Extracted records:
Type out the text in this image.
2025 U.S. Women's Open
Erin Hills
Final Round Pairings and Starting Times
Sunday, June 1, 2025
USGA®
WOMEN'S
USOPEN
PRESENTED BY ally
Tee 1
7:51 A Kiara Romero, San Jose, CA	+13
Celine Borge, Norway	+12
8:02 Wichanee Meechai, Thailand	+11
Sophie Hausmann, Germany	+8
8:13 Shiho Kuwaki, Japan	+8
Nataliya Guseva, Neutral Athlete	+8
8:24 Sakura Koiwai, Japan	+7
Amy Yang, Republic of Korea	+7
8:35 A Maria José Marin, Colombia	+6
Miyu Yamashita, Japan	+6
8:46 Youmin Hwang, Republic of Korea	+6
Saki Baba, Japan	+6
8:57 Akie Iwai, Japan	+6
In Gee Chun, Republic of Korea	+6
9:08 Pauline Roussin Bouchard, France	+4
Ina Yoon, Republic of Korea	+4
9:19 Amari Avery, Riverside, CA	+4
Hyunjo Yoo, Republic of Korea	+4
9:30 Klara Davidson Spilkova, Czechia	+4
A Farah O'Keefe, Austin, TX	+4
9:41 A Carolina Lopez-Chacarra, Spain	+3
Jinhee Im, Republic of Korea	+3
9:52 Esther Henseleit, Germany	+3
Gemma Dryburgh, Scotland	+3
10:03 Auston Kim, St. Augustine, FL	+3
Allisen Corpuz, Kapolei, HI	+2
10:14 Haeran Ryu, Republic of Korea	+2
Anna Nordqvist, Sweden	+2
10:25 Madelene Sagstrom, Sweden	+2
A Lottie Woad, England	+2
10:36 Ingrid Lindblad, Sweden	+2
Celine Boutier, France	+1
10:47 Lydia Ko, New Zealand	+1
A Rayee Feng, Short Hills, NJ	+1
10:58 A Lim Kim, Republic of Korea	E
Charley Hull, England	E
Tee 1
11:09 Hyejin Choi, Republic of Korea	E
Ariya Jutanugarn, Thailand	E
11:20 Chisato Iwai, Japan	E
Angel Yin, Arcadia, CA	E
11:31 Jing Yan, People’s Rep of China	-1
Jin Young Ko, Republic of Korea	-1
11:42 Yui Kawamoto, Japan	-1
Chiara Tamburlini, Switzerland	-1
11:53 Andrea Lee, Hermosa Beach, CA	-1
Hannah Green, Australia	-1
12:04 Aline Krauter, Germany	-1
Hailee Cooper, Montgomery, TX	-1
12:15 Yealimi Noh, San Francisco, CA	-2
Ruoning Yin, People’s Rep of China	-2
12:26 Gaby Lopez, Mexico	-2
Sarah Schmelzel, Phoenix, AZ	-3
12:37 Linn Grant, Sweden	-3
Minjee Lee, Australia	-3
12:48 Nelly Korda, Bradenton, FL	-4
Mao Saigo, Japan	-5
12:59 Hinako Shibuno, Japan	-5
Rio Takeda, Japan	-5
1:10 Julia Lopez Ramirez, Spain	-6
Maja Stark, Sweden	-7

*EXERCISE BRIEF*. Tell how many lines contain the word "China", using only the number.

*RESPONSE FOR THIS EXERCISE*. 2